• **Source**
·····
The paradigm-conditioned principle might be along the following lines: “The Church cherishes and upholds as an ideal for husbands and wives that each and every act of marital intimacy be open to new life, and married couples ideally should will and do nothing directly to impede that possibility. But in the circumstances of the present day, the Church, as a loving and merciful mother, does not seriously expect all couples to live by this ideal and does not pass harsh judgment on those who don’t.”

Extend this to moral issues generally, and we see the undoing of the edifice built up and defended by Catholic thinkers and the Church’s magisterium over many centuries, which the situationists, consequentialists, and proportionalists have labored to dismantle for years.

But let me give the final word to another Anglican – though one who would soon cross over to Rome. In a sermon called “The Religion of the Day,” John Henry Newman skewered proponents of “the brighter side of the Gospel” who stress its “tidings of comfort. . .precepts of love” in preference to “all darker, deeper views of man’s condition and prospects.”
·····
• **Dataset content**
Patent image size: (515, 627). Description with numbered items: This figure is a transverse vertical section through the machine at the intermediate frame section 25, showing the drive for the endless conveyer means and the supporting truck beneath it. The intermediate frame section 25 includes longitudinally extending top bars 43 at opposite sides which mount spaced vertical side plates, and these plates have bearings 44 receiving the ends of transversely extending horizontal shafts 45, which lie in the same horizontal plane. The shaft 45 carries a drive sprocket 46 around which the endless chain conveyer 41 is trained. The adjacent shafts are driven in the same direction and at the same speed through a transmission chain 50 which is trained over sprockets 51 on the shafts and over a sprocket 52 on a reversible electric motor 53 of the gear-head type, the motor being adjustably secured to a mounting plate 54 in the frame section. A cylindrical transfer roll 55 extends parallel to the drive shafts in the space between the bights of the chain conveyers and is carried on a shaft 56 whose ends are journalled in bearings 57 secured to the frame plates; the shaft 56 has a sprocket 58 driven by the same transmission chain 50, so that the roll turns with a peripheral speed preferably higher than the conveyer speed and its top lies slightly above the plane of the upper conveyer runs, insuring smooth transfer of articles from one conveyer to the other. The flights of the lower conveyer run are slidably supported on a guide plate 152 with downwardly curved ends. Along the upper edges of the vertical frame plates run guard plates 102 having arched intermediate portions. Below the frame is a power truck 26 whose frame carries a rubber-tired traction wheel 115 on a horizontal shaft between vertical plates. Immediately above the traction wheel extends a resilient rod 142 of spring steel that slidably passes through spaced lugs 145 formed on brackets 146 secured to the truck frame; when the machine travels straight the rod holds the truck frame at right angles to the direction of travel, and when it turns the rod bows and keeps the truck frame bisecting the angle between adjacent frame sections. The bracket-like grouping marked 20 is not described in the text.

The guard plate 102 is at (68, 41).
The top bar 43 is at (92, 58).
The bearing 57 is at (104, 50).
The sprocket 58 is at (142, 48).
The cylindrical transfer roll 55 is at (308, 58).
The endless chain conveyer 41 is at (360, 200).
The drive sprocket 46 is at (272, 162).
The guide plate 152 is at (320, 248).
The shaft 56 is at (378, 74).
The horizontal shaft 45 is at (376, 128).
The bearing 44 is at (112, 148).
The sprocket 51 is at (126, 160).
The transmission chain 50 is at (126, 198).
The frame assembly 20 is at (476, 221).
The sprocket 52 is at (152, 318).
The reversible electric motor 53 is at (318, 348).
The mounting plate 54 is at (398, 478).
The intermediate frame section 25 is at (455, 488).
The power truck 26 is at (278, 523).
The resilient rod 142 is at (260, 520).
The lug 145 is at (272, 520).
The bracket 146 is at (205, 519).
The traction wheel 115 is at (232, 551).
·····
Write out word for word the part of the passage on Church moral teaching above, starting at "The paradigm-conditioned principle" and ending at "dismantle for years.".

The paradigm-conditioned principle might be along the following lines: “The Church cherishes and upholds as an ideal for husbands and wives that each and every act of marital intimacy be open to new life, and married couples ideally should will and do nothing directly to impede that possibility. But in the circumstances of the present day, the Church, as a loving and merciful mother, does not seriously expect all couples to live by this ideal and does not pass harsh judgment on those who don’t.”

Extend this to moral issues generally, and we see the undoing of the edifice built up and defended by Catholic thinkers and the Church’s magisterium over many centuries, which the situationists, consequentialists, and proportionalists have labored to dismantle for years.